## Source excerpt
Application Launch Rate Simply downloading an application isn’t enough. Users have to launch it, and some wait a long time to do so. In addition to the size constraints outlined previously, multiple tablets and phones connected to a single account may download the application at different times, skewing your launch analytics. In other words: it’s complicated. For free applications, many downloaders are just browsing applications casually and haven’t committed to a particular game or application and the related in-game purchases, so a higher percentage of downloads are never launched. For example, Massive Damage sees roughly 83% of downloads for its flagship game, Please Stay Calm, lead to an application launch.
Bottom Line Expect a significant number of downloads to never launch your application, particularly if it’s a free app.
Percent Active Mobile users/Players When it comes to inactivity, the first day is always the worst. There’s a gradual decline in active users over time, but the first day decline can be as high as 80%. Following that, there’s a gradual drop-off each day: for a cohort of users, as few as 5% of them may be around after a month.

## What you should do
Please mark each statement yes or no according to the app metrics excerpt, and quote the words from it that settle each one.
1. Roughly 83% of downloads of Please Stay Calm lead to an application launch.
2. The steepest drop in active users comes after the first month.
3. Free applications have a lower percentage of downloads that are never launched.
The listing is separate material, unrelated to the app metrics excerpt.

[Dataset records]
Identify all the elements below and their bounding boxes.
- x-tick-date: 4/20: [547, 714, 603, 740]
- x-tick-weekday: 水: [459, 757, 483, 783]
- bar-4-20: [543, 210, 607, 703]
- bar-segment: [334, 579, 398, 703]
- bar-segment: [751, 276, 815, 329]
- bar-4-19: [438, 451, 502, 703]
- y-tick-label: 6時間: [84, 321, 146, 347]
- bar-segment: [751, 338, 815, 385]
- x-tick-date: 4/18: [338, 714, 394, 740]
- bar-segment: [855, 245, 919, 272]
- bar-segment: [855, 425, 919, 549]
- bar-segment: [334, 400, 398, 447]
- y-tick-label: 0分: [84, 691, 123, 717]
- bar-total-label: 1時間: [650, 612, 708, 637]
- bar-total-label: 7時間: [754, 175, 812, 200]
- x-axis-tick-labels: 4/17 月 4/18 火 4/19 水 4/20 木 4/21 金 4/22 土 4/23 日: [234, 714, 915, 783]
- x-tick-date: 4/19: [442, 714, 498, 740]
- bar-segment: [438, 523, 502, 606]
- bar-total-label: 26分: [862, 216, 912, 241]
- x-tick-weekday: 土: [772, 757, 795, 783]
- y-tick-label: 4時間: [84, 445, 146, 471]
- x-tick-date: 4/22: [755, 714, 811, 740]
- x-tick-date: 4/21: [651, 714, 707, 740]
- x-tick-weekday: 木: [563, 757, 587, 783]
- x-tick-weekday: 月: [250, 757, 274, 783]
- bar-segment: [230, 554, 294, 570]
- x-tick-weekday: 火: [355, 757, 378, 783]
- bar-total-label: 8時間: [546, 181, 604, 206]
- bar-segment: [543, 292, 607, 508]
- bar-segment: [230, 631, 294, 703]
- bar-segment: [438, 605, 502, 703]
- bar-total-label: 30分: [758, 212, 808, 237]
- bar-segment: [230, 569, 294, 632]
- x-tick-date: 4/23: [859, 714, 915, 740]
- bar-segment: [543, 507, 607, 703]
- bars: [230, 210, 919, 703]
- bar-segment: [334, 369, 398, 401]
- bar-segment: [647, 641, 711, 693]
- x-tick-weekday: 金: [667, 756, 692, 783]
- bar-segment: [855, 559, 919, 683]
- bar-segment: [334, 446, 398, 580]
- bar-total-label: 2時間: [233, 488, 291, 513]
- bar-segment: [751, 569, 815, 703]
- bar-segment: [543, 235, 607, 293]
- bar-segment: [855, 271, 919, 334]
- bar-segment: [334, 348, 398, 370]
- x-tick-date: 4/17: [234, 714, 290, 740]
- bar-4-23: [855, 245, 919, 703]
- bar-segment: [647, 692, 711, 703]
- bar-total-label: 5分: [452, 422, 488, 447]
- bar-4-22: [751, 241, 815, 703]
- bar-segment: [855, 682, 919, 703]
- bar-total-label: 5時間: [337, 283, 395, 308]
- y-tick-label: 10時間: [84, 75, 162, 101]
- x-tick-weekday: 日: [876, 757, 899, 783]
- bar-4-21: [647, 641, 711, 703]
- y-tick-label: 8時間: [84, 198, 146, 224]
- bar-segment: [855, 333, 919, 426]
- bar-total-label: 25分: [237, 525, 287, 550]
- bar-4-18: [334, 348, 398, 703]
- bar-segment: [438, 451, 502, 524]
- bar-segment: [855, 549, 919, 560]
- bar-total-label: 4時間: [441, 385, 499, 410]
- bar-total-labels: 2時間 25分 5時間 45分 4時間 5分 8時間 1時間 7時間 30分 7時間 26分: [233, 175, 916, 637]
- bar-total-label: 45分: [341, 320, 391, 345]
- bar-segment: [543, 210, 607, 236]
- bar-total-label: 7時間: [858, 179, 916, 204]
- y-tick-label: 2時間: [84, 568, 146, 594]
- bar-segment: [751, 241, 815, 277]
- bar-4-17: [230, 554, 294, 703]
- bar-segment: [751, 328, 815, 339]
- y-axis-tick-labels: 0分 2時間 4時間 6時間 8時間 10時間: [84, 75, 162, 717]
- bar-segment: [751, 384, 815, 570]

## Output for this exercise
1. Yes: "Massive Damage sees roughly 83% of downloads for its flagship game, Please Stay Calm, lead to an application launch."
2. No: "When it comes to inactivity, the first day is always the worst."
3. No: "so a higher percentage of downloads are never launched."